=== Data supplied ===

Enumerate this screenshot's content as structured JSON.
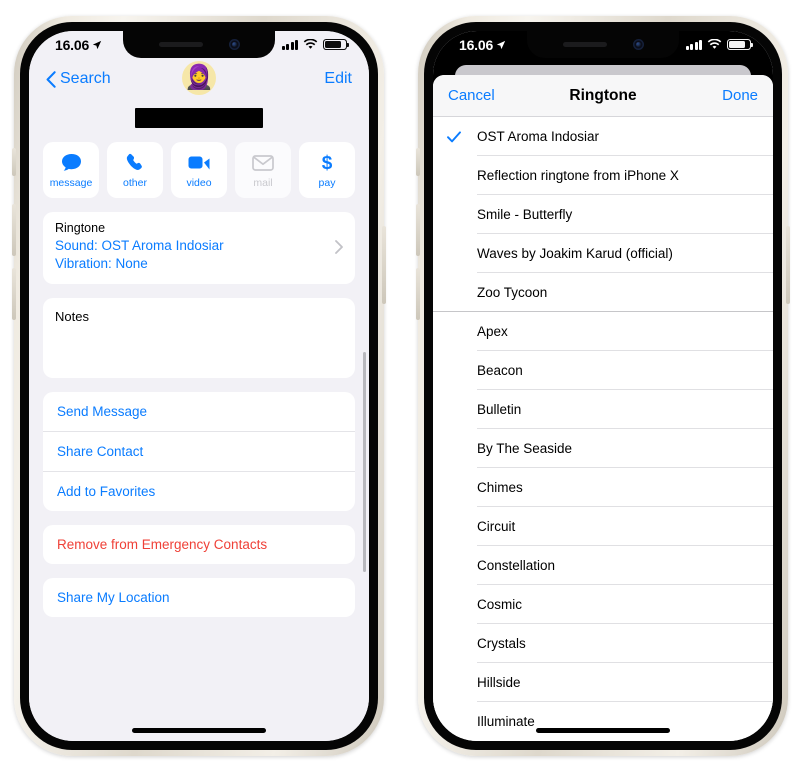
{
  "left_phone": {
    "status_bar": {
      "time": "16.06",
      "location_icon": "location-arrow-icon",
      "signal_icon": "cellular-bars-icon",
      "wifi_icon": "wifi-icon",
      "battery_icon": "battery-icon"
    },
    "nav": {
      "back_label": "Search",
      "back_icon": "chevron-left-icon",
      "avatar_icon": "contact-avatar-emoji",
      "avatar_glyph": "🧕",
      "edit_label": "Edit"
    },
    "contact_name_redacted": true,
    "actions": [
      {
        "label": "message",
        "icon": "message-bubble-icon",
        "enabled": true
      },
      {
        "label": "other",
        "icon": "phone-handset-icon",
        "enabled": true
      },
      {
        "label": "video",
        "icon": "video-camera-icon",
        "enabled": true
      },
      {
        "label": "mail",
        "icon": "envelope-icon",
        "enabled": false
      },
      {
        "label": "pay",
        "icon": "dollar-sign-icon",
        "enabled": true
      }
    ],
    "ringtone_cell": {
      "title": "Ringtone",
      "sound_line": "Sound: OST Aroma Indosiar",
      "vibration_line": "Vibration: None",
      "disclosure_icon": "chevron-right-icon"
    },
    "notes_cell": {
      "label": "Notes"
    },
    "link_groups": [
      {
        "items": [
          {
            "label": "Send Message",
            "style": "default"
          },
          {
            "label": "Share Contact",
            "style": "default"
          },
          {
            "label": "Add to Favorites",
            "style": "default"
          }
        ]
      },
      {
        "items": [
          {
            "label": "Remove from Emergency Contacts",
            "style": "destructive"
          }
        ]
      },
      {
        "items": [
          {
            "label": "Share My Location",
            "style": "default"
          }
        ]
      }
    ]
  },
  "right_phone": {
    "status_bar": {
      "time": "16.06",
      "location_icon": "location-arrow-icon",
      "signal_icon": "cellular-bars-icon",
      "wifi_icon": "wifi-icon",
      "battery_icon": "battery-icon"
    },
    "sheet": {
      "cancel_label": "Cancel",
      "title": "Ringtone",
      "done_label": "Done",
      "check_icon": "checkmark-icon",
      "tones": [
        {
          "name": "OST Aroma Indosiar",
          "selected": true,
          "section_end": false
        },
        {
          "name": "Reflection ringtone from iPhone X",
          "selected": false,
          "section_end": false
        },
        {
          "name": "Smile - Butterfly",
          "selected": false,
          "section_end": false
        },
        {
          "name": "Waves by Joakim Karud (official)",
          "selected": false,
          "section_end": false
        },
        {
          "name": "Zoo Tycoon",
          "selected": false,
          "section_end": true
        },
        {
          "name": "Apex",
          "selected": false,
          "section_end": false
        },
        {
          "name": "Beacon",
          "selected": false,
          "section_end": false
        },
        {
          "name": "Bulletin",
          "selected": false,
          "section_end": false
        },
        {
          "name": "By The Seaside",
          "selected": false,
          "section_end": false
        },
        {
          "name": "Chimes",
          "selected": false,
          "section_end": false
        },
        {
          "name": "Circuit",
          "selected": false,
          "section_end": false
        },
        {
          "name": "Constellation",
          "selected": false,
          "section_end": false
        },
        {
          "name": "Cosmic",
          "selected": false,
          "section_end": false
        },
        {
          "name": "Crystals",
          "selected": false,
          "section_end": false
        },
        {
          "name": "Hillside",
          "selected": false,
          "section_end": false
        },
        {
          "name": "Illuminate",
          "selected": false,
          "section_end": false
        }
      ]
    }
  },
  "colors": {
    "accent_blue": "#0a7cff",
    "destructive_red": "#ef4037",
    "screen_background": "#f2f1f6",
    "card_white": "#ffffff",
    "separator": "#e0e0e3",
    "disabled_gray": "#c9c9ce"
  }
}
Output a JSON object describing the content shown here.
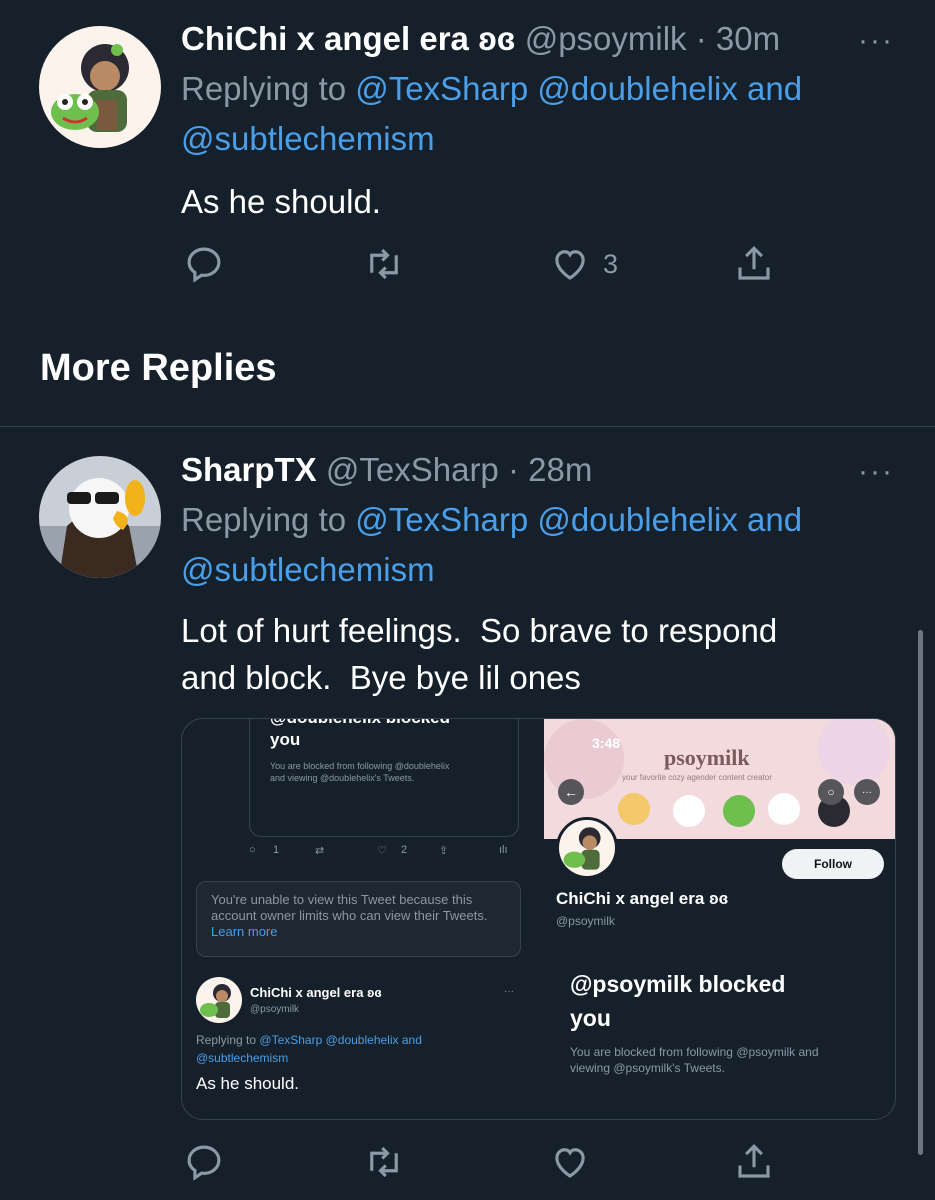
{
  "tweet1": {
    "name": "ChiChi x angel era ʚɞ",
    "handle": "@psoymilk",
    "time": "· 30m",
    "reply_prefix": "Replying to",
    "reply_to_1": "@TexSharp @doublehelix",
    "reply_and": "and",
    "reply_to_2": "@subtlechemism",
    "text": "As he should.",
    "likes": "3",
    "more": "···"
  },
  "section": {
    "title": "More Replies"
  },
  "tweet2": {
    "name": "SharpTX",
    "handle": "@TexSharp",
    "time": "· 28m",
    "reply_prefix": "Replying to",
    "reply_to_1": "@TexSharp @doublehelix",
    "reply_and": "and",
    "reply_to_2": "@subtlechemism",
    "text_line1": "Lot of hurt feelings.  So brave to respond",
    "text_line2": "and block.  Bye bye lil ones",
    "more": "···"
  },
  "embed": {
    "left": {
      "cut_heading": "@doublehelix blocked",
      "you": "you",
      "blocked_line1": "You are blocked from following @doublehelix",
      "blocked_line2": "and viewing @doublehelix's Tweets.",
      "reply_count": "1",
      "like_count": "2",
      "notice_line1": "You're unable to view this Tweet because this",
      "notice_line2": "account owner limits who can view their Tweets.",
      "learn_more": "Learn more",
      "name": "ChiChi x angel era ʚɞ",
      "handle": "@psoymilk",
      "more": "···",
      "reply_prefix": "Replying to",
      "reply_to_1": "@TexSharp @doublehelix",
      "reply_and": "and",
      "reply_to_2": "@subtlechemism",
      "text": "As he should."
    },
    "right": {
      "clock": "3:48",
      "banner_title": "psoymilk",
      "banner_sub": "your favorite cozy agender content creator",
      "follow": "Follow",
      "name": "ChiChi x angel era ʚɞ",
      "handle": "@psoymilk",
      "blocked_title_1": "@psoymilk blocked",
      "blocked_title_2": "you",
      "blocked_line1": "You are blocked from following @psoymilk and",
      "blocked_line2": "viewing @psoymilk's Tweets."
    }
  }
}
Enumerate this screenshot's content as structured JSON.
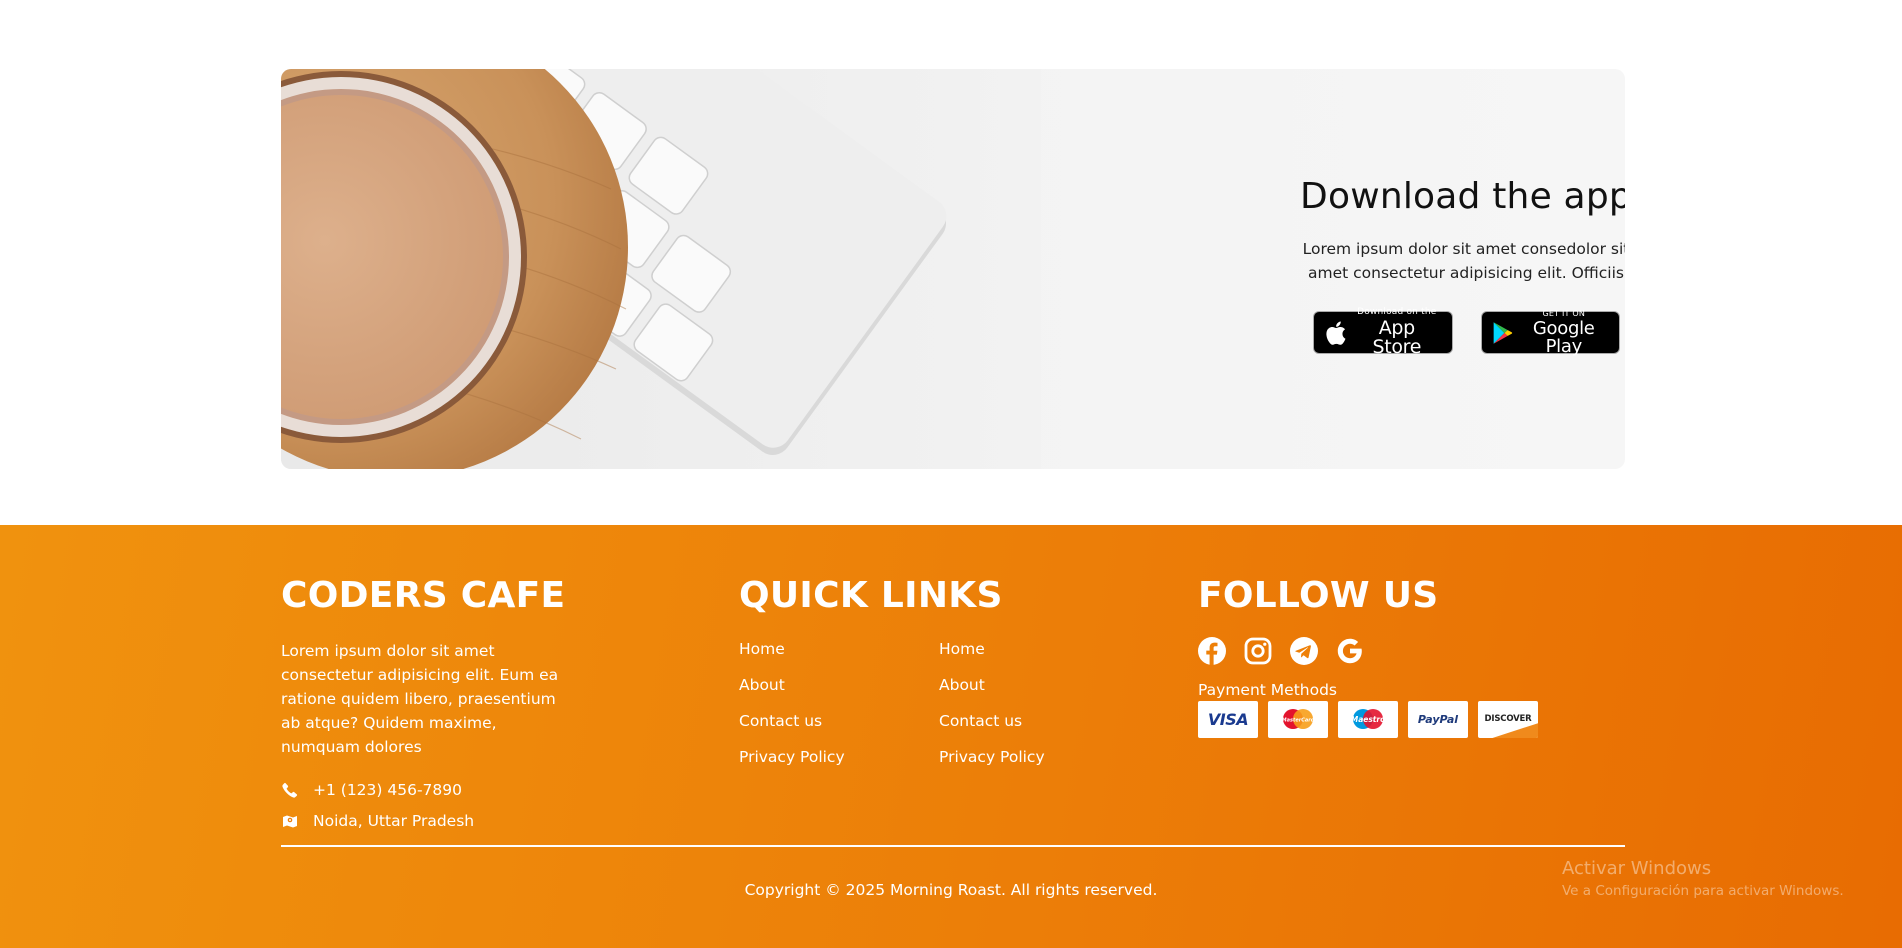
{
  "app_banner": {
    "title": "Download the app",
    "description": "Lorem ipsum dolor sit amet consedolor sit amet consectetur adipisicing elit. Officiis",
    "app_store": {
      "small": "Download on the",
      "big": "App Store"
    },
    "google_play": {
      "small": "GET IT ON",
      "big": "Google Play"
    }
  },
  "footer": {
    "brand": {
      "heading": "CODERS CAFE",
      "description": "Lorem ipsum dolor sit amet consectetur adipisicing elit. Eum ea ratione quidem libero, praesentium ab atque? Quidem maxime, numquam dolores",
      "phone": "+1 (123) 456-7890",
      "location": "Noida, Uttar Pradesh"
    },
    "quick_links": {
      "heading": "QUICK LINKS",
      "col1": [
        "Home",
        "About",
        "Contact us",
        "Privacy Policy"
      ],
      "col2": [
        "Home",
        "About",
        "Contact us",
        "Privacy Policy"
      ]
    },
    "follow": {
      "heading": "FOLLOW US",
      "socials": [
        "facebook-icon",
        "instagram-icon",
        "telegram-icon",
        "google-icon"
      ],
      "payment_label": "Payment Methods",
      "payments": [
        "VISA",
        "MasterCard",
        "Maestro",
        "PayPal",
        "DISCOVER"
      ]
    },
    "copyright": "Copyright © 2025 Morning Roast. All rights reserved."
  },
  "watermark": {
    "title": "Activar Windows",
    "subtitle": "Ve a Configuración para activar Windows."
  },
  "colors": {
    "footer_start": "#f0920e",
    "footer_end": "#e86c02",
    "banner_bg": "#f2f2f2"
  }
}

===

◆ **Given request**
Pick out the lines containing the string "following" and show them.

◆ **Task response**
      "blocked_line1": "You are blocked from following @doublehelix",
      "blocked_line1": "You are blocked from following @psoymilk and",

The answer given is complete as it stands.